SHORT TASK: Give every line from the entries that contains "Linear".

*** DATASET ENTRIES ***

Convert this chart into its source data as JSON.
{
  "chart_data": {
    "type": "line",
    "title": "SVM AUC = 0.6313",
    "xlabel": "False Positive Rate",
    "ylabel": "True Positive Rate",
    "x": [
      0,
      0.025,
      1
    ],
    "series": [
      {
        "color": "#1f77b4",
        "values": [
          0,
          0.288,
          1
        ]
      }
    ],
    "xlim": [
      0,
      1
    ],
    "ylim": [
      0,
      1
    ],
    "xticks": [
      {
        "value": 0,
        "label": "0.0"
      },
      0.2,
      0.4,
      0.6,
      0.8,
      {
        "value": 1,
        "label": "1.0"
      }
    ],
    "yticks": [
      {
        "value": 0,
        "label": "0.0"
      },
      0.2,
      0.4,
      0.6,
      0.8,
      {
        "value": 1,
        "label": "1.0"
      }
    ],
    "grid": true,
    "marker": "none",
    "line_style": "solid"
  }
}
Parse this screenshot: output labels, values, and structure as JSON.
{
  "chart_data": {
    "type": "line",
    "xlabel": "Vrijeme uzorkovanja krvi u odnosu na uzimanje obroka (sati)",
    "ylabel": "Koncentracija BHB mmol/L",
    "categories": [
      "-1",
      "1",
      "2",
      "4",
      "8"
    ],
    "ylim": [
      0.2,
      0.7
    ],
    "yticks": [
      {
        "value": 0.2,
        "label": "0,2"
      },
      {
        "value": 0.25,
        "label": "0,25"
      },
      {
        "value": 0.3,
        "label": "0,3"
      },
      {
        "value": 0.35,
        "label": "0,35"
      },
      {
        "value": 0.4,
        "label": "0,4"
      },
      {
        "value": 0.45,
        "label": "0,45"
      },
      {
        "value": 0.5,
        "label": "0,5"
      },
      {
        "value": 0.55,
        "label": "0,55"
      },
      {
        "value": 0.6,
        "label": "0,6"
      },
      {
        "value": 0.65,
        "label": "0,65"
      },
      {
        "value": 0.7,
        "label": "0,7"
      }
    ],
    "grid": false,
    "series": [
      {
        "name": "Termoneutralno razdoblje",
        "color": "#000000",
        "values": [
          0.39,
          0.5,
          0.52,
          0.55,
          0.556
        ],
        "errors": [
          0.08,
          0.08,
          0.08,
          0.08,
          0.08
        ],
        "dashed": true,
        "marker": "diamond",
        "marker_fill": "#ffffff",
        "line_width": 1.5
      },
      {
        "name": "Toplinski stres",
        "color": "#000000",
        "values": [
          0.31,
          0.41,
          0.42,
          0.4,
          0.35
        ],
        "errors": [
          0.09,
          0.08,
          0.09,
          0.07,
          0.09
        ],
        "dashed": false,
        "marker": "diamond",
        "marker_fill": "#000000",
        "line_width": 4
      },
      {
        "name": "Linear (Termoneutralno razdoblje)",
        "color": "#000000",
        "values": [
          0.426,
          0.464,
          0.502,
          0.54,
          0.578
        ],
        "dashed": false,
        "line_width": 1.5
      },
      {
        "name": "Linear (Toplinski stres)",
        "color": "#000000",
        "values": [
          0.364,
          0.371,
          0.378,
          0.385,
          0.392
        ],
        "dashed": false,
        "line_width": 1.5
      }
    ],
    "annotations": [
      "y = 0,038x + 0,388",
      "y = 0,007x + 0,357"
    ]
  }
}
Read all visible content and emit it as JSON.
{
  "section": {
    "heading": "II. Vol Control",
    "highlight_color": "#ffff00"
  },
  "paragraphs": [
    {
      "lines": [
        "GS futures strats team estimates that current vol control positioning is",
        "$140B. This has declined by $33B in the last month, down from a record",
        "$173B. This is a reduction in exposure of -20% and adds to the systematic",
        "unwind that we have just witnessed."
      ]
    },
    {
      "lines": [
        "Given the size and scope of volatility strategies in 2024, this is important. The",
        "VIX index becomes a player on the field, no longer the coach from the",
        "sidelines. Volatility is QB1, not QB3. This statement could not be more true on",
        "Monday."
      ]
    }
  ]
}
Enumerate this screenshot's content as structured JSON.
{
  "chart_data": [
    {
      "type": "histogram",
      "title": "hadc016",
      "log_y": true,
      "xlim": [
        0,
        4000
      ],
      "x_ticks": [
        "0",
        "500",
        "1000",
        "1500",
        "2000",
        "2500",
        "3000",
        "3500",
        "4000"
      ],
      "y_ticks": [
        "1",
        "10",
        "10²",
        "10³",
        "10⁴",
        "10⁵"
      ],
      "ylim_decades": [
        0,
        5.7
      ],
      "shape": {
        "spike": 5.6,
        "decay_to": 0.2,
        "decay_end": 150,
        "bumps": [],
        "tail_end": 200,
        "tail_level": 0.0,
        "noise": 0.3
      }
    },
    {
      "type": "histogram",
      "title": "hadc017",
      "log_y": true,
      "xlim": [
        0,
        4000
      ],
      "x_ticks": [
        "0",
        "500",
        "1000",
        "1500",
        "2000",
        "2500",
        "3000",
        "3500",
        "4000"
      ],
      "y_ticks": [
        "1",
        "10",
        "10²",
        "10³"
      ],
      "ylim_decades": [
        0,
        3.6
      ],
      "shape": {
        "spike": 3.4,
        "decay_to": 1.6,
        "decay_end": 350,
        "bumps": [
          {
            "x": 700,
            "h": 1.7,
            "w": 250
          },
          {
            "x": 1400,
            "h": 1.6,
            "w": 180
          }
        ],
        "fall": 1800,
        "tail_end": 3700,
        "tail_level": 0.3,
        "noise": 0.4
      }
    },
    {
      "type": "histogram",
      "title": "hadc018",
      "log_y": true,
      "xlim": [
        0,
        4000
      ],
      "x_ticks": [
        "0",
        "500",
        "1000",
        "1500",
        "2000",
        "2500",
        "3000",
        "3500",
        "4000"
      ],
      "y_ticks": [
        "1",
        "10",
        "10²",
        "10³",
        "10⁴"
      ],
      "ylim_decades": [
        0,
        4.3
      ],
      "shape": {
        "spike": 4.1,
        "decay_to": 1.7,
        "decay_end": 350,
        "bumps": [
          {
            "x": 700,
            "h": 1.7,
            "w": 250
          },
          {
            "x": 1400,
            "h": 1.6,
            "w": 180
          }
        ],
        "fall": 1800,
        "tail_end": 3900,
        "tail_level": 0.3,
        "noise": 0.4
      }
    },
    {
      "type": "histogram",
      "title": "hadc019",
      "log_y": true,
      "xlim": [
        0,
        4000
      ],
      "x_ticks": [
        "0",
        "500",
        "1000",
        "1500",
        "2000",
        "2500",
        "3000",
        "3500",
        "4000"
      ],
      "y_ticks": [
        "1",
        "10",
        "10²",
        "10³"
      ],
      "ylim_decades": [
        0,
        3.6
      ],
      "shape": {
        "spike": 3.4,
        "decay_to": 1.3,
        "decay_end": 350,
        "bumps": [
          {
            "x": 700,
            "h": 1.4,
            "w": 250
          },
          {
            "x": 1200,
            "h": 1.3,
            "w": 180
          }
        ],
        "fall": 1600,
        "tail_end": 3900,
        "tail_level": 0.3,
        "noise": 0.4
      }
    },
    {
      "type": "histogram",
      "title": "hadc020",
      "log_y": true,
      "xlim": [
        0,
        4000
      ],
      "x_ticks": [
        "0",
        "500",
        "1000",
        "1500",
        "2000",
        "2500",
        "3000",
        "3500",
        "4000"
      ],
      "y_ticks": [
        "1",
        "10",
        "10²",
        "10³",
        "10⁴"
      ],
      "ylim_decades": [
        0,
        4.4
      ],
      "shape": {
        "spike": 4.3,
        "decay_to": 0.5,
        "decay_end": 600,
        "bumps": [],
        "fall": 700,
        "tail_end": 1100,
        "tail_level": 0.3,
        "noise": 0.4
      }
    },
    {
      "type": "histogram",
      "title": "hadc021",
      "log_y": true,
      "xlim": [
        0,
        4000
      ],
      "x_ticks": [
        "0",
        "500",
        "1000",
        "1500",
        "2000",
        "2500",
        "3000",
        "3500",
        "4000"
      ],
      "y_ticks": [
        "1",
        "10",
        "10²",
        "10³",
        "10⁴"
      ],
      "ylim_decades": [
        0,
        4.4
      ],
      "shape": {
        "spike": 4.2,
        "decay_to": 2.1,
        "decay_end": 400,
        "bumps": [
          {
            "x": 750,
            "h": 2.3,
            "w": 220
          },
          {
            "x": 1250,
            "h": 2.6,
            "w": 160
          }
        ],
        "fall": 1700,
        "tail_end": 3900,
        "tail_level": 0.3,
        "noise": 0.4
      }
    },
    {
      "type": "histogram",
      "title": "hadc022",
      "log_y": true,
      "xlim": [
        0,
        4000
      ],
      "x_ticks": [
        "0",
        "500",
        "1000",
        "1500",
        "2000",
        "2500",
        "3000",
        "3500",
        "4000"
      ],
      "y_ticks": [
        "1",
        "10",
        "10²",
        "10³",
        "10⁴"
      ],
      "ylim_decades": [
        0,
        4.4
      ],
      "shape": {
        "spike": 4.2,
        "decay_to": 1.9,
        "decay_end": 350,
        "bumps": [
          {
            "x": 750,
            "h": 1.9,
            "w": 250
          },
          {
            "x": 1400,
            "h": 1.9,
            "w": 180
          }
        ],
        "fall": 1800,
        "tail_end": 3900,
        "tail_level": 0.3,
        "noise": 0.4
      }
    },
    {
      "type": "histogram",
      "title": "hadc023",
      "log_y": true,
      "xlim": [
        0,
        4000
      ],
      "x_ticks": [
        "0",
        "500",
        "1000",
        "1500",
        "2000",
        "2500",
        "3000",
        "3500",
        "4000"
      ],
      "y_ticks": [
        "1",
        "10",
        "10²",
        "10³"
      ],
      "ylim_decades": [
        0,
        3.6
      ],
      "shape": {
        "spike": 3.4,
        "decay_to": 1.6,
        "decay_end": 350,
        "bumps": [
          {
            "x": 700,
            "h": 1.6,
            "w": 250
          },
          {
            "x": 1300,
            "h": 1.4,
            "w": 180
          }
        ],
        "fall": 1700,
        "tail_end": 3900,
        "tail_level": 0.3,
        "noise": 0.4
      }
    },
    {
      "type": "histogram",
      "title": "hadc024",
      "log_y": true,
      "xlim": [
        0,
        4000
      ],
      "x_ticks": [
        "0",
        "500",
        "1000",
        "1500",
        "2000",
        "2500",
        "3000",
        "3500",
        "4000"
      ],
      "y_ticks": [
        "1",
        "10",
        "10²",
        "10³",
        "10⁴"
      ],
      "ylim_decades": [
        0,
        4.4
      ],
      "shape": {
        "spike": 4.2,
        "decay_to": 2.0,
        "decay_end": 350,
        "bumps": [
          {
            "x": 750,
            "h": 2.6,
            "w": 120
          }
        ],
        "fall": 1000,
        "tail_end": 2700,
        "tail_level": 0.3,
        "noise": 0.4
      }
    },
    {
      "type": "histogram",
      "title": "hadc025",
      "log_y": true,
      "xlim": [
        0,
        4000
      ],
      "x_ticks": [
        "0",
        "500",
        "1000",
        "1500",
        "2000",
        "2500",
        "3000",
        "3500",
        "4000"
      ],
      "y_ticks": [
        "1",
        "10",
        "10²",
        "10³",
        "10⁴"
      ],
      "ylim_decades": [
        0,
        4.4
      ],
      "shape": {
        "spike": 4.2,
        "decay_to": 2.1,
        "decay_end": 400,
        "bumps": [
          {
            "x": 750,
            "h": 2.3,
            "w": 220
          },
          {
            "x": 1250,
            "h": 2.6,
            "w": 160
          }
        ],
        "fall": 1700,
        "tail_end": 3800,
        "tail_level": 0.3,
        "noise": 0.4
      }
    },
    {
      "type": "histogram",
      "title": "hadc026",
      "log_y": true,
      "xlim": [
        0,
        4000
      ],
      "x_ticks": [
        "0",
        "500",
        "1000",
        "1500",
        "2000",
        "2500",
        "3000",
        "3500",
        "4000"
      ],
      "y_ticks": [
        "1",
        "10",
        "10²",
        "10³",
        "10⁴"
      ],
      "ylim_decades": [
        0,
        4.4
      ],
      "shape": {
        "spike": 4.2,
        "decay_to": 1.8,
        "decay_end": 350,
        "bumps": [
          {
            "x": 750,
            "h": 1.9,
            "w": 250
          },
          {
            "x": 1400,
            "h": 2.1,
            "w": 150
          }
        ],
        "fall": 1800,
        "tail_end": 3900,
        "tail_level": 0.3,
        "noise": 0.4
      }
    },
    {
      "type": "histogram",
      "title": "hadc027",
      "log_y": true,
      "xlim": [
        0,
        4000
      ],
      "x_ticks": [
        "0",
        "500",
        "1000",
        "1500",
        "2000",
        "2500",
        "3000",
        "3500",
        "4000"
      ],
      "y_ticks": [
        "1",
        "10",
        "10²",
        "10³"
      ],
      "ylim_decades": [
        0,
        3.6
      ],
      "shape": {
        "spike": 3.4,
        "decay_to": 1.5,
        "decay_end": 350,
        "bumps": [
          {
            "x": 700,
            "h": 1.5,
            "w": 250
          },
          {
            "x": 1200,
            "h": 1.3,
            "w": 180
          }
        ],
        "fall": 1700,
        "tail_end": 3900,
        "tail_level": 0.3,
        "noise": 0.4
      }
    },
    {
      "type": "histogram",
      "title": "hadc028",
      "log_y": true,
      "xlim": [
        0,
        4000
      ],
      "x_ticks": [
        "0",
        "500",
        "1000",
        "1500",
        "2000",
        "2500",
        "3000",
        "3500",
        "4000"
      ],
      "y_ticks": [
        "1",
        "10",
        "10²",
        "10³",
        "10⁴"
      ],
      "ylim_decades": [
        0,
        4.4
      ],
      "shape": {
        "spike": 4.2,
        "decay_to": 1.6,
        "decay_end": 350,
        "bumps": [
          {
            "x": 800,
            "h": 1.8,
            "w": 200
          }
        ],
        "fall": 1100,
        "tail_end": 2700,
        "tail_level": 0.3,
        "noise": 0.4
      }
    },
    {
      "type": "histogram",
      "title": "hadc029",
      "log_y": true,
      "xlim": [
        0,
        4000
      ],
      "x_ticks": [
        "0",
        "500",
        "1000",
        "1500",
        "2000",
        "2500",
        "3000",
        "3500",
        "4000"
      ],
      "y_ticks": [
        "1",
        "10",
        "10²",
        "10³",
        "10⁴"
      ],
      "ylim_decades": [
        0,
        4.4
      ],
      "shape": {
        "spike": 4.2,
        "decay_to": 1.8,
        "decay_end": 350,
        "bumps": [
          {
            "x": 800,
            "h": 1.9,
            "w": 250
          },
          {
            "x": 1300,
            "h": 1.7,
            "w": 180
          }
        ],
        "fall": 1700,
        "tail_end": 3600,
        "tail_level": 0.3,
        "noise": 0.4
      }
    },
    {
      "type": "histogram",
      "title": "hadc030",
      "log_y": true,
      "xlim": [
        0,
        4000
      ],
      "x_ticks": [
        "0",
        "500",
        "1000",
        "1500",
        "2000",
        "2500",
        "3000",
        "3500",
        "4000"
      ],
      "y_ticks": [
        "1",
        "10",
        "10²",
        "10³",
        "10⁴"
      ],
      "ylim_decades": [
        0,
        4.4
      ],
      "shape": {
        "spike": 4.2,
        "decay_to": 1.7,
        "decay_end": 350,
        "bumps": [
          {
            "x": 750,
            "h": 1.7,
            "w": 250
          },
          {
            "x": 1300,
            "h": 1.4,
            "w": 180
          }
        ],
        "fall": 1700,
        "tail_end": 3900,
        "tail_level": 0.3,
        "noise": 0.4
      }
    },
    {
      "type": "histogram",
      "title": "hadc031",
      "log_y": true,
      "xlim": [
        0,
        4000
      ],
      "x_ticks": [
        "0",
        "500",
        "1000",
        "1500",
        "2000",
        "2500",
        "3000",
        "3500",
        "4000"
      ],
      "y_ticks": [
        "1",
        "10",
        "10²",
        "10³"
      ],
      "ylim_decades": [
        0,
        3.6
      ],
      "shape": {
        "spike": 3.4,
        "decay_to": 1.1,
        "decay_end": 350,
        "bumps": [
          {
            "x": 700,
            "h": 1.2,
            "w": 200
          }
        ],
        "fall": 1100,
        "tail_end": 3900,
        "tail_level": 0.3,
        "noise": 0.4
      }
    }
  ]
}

***

EXPECTED ANSWER:
        "name": "Linear (Termoneutralno razdoblje)",
        "name": "Linear (Toplinski stres)",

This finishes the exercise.